Task prompt — Using the entries below, transcribe exactly the line containing "Read out every word on this page." and each line that follows it to the end.

☆ ☆ ☆ ☆ ☆ ☆ ☆

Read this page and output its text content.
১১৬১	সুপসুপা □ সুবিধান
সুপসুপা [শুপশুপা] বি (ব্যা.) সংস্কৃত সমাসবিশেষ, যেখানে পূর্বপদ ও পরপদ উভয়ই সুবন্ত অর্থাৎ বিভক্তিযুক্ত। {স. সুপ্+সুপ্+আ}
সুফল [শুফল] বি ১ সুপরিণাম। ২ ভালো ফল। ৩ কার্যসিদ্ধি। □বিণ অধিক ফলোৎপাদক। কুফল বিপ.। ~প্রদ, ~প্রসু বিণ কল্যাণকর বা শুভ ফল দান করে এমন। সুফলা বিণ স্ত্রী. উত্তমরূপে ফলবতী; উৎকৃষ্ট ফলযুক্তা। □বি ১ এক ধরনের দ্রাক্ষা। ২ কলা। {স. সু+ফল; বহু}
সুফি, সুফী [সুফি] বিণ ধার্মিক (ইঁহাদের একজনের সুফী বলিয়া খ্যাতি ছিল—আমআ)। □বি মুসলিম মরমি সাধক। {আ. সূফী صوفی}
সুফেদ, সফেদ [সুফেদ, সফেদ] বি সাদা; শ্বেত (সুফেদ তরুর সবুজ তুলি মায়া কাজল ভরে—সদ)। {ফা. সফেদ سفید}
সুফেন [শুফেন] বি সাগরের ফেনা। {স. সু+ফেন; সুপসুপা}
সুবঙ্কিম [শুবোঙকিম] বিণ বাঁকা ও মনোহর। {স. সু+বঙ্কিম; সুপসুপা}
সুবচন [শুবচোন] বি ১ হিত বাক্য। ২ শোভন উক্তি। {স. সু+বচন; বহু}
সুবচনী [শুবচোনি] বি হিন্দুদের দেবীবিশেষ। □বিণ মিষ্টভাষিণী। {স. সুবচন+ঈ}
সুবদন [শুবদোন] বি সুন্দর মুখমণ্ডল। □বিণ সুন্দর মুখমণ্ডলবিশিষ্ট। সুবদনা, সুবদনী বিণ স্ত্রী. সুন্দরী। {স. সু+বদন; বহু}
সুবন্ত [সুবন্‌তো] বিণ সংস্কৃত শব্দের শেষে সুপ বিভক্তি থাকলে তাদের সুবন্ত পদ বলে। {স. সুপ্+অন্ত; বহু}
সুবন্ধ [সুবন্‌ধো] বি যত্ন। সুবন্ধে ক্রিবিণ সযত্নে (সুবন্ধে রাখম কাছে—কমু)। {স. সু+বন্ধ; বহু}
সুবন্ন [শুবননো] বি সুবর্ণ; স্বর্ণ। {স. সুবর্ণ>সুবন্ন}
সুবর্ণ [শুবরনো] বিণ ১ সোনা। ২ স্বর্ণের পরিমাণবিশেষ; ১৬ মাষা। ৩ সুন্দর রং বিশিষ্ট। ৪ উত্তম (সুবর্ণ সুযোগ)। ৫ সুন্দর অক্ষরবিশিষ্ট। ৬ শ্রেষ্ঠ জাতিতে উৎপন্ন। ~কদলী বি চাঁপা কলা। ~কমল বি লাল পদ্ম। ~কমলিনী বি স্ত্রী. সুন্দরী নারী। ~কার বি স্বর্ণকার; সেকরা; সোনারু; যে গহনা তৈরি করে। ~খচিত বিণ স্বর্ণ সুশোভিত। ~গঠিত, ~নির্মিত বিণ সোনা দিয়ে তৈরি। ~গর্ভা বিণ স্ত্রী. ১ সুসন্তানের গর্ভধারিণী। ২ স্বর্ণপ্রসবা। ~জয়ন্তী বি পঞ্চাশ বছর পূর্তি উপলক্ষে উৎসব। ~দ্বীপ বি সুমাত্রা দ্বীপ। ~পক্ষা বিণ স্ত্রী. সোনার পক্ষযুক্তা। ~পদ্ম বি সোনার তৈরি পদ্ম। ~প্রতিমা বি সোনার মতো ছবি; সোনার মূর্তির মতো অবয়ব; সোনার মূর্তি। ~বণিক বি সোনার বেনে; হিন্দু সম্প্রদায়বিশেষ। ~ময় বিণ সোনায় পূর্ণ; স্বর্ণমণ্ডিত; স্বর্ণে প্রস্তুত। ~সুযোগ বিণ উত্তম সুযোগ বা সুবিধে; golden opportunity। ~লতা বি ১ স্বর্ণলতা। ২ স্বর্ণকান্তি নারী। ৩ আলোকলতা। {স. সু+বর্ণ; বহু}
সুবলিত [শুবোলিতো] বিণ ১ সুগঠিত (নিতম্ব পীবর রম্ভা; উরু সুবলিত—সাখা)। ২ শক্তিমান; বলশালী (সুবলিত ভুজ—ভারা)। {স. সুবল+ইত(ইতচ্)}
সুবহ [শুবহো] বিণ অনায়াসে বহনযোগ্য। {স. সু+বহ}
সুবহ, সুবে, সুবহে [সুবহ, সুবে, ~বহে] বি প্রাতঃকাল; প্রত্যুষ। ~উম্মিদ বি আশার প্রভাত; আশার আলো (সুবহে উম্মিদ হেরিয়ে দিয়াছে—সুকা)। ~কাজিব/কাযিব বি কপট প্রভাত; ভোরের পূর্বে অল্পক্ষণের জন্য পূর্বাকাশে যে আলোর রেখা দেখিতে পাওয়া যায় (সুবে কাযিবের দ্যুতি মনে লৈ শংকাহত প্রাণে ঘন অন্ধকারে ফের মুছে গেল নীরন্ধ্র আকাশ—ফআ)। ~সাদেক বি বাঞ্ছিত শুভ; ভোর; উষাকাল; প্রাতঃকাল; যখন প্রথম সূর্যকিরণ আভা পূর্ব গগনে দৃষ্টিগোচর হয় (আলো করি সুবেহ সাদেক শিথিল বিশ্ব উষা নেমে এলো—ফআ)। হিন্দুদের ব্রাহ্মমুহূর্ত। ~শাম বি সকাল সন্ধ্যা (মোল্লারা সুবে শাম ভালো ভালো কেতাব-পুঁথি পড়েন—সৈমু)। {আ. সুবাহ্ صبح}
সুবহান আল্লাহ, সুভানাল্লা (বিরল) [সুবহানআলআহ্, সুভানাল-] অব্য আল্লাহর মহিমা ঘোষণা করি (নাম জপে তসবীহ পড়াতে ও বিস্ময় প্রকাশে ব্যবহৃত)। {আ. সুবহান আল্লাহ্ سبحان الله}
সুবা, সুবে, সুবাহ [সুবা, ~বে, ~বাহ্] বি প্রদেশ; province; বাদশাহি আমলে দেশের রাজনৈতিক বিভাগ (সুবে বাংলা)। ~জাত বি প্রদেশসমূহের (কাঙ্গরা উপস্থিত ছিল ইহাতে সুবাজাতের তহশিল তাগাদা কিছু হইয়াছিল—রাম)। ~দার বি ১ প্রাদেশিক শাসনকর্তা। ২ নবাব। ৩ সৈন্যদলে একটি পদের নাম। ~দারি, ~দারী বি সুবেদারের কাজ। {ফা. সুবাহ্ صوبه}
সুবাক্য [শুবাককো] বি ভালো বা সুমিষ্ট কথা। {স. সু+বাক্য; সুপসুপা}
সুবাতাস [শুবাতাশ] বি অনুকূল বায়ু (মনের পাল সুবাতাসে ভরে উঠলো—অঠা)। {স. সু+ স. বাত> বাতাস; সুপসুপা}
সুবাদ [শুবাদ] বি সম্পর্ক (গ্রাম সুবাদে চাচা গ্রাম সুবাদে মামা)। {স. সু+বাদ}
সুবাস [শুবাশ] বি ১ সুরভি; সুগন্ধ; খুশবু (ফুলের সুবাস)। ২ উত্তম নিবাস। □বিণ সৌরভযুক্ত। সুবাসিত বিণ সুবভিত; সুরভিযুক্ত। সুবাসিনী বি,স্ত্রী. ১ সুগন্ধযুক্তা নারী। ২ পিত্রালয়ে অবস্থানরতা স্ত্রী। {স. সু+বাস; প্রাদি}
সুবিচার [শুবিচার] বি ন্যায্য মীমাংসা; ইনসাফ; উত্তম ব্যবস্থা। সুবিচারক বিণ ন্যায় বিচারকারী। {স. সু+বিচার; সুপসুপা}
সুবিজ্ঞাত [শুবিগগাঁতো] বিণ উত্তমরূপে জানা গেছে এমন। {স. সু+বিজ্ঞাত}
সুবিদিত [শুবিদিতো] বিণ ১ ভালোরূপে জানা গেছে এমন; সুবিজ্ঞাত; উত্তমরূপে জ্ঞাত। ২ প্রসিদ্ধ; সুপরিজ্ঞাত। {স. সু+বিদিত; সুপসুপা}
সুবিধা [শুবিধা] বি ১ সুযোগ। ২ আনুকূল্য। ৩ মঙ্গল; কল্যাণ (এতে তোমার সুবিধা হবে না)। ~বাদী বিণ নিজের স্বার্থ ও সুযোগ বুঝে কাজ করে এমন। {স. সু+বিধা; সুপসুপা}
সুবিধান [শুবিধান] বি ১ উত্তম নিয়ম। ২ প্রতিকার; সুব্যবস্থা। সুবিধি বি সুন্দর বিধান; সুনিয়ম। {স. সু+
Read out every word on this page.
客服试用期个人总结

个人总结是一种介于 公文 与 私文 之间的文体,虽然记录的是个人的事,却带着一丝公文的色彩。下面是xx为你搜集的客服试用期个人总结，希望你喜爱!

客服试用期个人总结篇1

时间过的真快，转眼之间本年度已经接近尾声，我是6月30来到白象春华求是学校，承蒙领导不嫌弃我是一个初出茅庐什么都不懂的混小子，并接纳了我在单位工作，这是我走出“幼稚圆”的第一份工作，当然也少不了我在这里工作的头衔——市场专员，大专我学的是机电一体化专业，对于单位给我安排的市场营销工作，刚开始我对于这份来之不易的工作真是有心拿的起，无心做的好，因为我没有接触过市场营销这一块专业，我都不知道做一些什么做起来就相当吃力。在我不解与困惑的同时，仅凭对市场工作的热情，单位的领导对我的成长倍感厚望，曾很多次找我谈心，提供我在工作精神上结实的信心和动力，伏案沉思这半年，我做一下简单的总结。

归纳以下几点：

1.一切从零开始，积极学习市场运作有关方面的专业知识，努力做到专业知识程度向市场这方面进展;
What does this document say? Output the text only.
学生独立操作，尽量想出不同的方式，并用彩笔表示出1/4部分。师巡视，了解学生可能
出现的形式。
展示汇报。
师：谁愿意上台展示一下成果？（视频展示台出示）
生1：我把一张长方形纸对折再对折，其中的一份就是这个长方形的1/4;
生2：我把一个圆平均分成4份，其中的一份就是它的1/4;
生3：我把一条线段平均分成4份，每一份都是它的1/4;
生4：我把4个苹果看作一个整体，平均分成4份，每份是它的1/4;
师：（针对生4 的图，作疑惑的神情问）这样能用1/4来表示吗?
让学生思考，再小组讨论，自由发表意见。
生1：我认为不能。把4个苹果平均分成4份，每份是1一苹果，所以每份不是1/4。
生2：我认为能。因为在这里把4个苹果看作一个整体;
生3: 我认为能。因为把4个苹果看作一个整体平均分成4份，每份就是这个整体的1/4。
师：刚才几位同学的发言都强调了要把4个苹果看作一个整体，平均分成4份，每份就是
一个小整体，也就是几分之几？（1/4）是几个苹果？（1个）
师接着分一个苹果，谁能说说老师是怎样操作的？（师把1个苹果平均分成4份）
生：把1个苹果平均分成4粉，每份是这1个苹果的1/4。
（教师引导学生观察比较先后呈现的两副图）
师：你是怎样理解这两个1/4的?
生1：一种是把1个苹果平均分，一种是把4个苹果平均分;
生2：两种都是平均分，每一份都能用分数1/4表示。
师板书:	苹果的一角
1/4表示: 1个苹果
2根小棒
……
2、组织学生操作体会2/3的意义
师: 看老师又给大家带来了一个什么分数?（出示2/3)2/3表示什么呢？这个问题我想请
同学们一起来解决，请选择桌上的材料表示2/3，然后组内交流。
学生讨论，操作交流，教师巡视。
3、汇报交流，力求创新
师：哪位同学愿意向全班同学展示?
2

☆ ☆ ☆ ☆ ☆ ☆ ☆

Output of the exercise —
Read out every word on this page.
客服试用期个人总结

个人总结是一种介于 公文 与 私文 之间的文体,虽然记录的是个人的事,却带着一丝公文的色彩。下面是xx为你搜集的客服试用期个人总结，希望你喜爱!

客服试用期个人总结篇1

时间过的真快，转眼之间本年度已经接近尾声，我是6月30来到白象春华求是学校，承蒙领导不嫌弃我是一个初出茅庐什么都不懂的混小子，并接纳了我在单位工作，这是我走出“幼稚圆”的第一份工作，当然也少不了我在这里工作的头衔——市场专员，大专我学的是机电一体化专业，对于单位给我安排的市场营销工作，刚开始我对于这份来之不易的工作真是有心拿的起，无心做的好，因为我没有接触过市场营销这一块专业，我都不知道做一些什么做起来就相当吃力。在我不解与困惑的同时，仅凭对市场工作的热情，单位的领导对我的成长倍感厚望，曾很多次找我谈心，提供我在工作精神上结实的信心和动力，伏案沉思这半年，我做一下简单的总结。

归纳以下几点：

1.一切从零开始，积极学习市场运作有关方面的专业知识，努力做到专业知识程度向市场这方面进展;
What does this document say? Output the text only.
学生独立操作，尽量想出不同的方式，并用彩笔表示出1/4部分。师巡视，了解学生可能
出现的形式。
展示汇报。
师：谁愿意上台展示一下成果？（视频展示台出示）
生1：我把一张长方形纸对折再对折，其中的一份就是这个长方形的1/4;
生2：我把一个圆平均分成4份，其中的一份就是它的1/4;
生3：我把一条线段平均分成4份，每一份都是它的1/4;
生4：我把4个苹果看作一个整体，平均分成4份，每份是它的1/4;
师：（针对生4 的图，作疑惑的神情问）这样能用1/4来表示吗?
让学生思考，再小组讨论，自由发表意见。
生1：我认为不能。把4个苹果平均分成4份，每份是1一苹果，所以每份不是1/4。
生2：我认为能。因为在这里把4个苹果看作一个整体;
生3: 我认为能。因为把4个苹果看作一个整体平均分成4份，每份就是这个整体的1/4。
师：刚才几位同学的发言都强调了要把4个苹果看作一个整体，平均分成4份，每份就是
一个小整体，也就是几分之几？（1/4）是几个苹果？（1个）
师接着分一个苹果，谁能说说老师是怎样操作的？（师把1个苹果平均分成4份）
生：把1个苹果平均分成4粉，每份是这1个苹果的1/4。
（教师引导学生观察比较先后呈现的两副图）
师：你是怎样理解这两个1/4的?
生1：一种是把1个苹果平均分，一种是把4个苹果平均分;
生2：两种都是平均分，每一份都能用分数1/4表示。
师板书:	苹果的一角
1/4表示: 1个苹果
2根小棒
……
2、组织学生操作体会2/3的意义
师: 看老师又给大家带来了一个什么分数?（出示2/3)2/3表示什么呢？这个问题我想请
同学们一起来解决，请选择桌上的材料表示2/3，然后组内交流。
学生讨论，操作交流，教师巡视。
3、汇报交流，力求创新
师：哪位同学愿意向全班同学展示?
2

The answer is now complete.